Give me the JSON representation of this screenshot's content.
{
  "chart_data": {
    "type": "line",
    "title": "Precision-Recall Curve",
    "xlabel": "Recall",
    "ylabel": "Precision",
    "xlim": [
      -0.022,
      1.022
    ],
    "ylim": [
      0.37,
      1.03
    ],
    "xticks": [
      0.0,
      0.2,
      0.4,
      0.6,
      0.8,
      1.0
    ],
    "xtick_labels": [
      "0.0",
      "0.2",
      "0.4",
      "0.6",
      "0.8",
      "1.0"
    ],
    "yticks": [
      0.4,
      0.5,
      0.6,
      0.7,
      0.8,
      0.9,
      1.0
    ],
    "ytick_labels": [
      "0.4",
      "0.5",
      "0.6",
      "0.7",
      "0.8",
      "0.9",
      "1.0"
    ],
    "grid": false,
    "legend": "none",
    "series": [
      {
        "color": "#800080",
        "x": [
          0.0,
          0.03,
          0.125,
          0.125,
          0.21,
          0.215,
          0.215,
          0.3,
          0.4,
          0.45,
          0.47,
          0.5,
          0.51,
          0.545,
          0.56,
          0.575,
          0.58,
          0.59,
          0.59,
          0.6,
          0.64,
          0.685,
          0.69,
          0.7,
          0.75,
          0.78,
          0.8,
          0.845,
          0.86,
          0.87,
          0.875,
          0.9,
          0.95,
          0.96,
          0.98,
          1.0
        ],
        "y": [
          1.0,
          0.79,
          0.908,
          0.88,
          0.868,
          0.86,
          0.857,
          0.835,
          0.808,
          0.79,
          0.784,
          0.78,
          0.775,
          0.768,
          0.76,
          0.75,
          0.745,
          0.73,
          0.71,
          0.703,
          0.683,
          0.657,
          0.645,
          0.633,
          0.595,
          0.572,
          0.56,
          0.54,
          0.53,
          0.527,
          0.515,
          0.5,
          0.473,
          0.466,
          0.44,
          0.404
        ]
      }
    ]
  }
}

*Written task*.
Extract the data exactly as given.

*Solved exercise*.
Give me the JSON representation of this screenshot's content.
{
  "chart_data": {
    "type": "line",
    "title": "Precision-Recall Curve",
    "xlabel": "Recall",
    "ylabel": "Precision",
    "xlim": [
      -0.022,
      1.022
    ],
    "ylim": [
      0.37,
      1.03
    ],
    "xticks": [
      0.0,
      0.2,
      0.4,
      0.6,
      0.8,
      1.0
    ],
    "xtick_labels": [
      "0.0",
      "0.2",
      "0.4",
      "0.6",
      "0.8",
      "1.0"
    ],
    "yticks": [
      0.4,
      0.5,
      0.6,
      0.7,
      0.8,
      0.9,
      1.0
    ],
    "ytick_labels": [
      "0.4",
      "0.5",
      "0.6",
      "0.7",
      "0.8",
      "0.9",
      "1.0"
    ],
    "grid": false,
    "legend": "none",
    "series": [
      {
        "color": "#800080",
        "x": [
          0.0,
          0.03,
          0.125,
          0.125,
          0.21,
          0.215,
          0.215,
          0.3,
          0.4,
          0.45,
          0.47,
          0.5,
          0.51,
          0.545,
          0.56,
          0.575,
          0.58,
          0.59,
          0.59,
          0.6,
          0.64,
          0.685,
          0.69,
          0.7,
          0.75,
          0.78,
          0.8,
          0.845,
          0.86,
          0.87,
          0.875,
          0.9,
          0.95,
          0.96,
          0.98,
          1.0
        ],
        "y": [
          1.0,
          0.79,
          0.908,
          0.88,
          0.868,
          0.86,
          0.857,
          0.835,
          0.808,
          0.79,
          0.784,
          0.78,
          0.775,
          0.768,
          0.76,
          0.75,
          0.745,
          0.73,
          0.71,
          0.703,
          0.683,
          0.657,
          0.645,
          0.633,
          0.595,
          0.572,
          0.56,
          0.54,
          0.53,
          0.527,
          0.515,
          0.5,
          0.473,
          0.466,
          0.44,
          0.404
        ]
      }
    ]
  }
}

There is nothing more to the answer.